* [Supplied records]
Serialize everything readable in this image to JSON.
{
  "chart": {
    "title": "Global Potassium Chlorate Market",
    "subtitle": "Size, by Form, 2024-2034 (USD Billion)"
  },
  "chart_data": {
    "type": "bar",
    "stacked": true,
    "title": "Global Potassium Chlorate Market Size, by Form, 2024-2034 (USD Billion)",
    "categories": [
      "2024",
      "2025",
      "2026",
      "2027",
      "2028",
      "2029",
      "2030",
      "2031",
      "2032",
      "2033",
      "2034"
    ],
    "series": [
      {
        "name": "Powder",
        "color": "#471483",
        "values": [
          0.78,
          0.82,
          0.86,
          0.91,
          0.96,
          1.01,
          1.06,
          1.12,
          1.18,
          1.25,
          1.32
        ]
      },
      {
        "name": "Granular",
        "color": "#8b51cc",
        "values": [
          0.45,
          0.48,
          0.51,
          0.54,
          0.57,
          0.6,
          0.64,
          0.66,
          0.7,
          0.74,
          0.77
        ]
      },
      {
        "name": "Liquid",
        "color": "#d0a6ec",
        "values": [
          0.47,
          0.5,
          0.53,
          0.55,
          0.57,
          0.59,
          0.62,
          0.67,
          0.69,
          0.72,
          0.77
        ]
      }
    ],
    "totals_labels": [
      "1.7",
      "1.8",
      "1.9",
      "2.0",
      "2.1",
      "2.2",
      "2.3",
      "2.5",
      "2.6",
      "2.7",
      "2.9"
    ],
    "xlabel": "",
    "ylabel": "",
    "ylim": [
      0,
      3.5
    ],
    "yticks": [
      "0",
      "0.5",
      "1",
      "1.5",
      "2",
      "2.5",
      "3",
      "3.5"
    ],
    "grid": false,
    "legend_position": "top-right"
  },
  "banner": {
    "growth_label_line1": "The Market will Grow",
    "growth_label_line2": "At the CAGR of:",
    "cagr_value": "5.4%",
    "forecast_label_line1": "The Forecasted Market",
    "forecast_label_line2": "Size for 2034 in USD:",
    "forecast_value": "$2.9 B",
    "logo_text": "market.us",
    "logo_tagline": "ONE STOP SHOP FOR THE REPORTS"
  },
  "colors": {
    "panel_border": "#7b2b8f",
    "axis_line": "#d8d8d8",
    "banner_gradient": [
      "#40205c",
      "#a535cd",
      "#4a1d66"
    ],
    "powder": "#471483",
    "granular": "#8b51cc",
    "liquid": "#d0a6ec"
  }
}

* [Given instruction] In the entries above, some lines may contain the string "Form"; report how many, without additional comment.

* [Solution] 2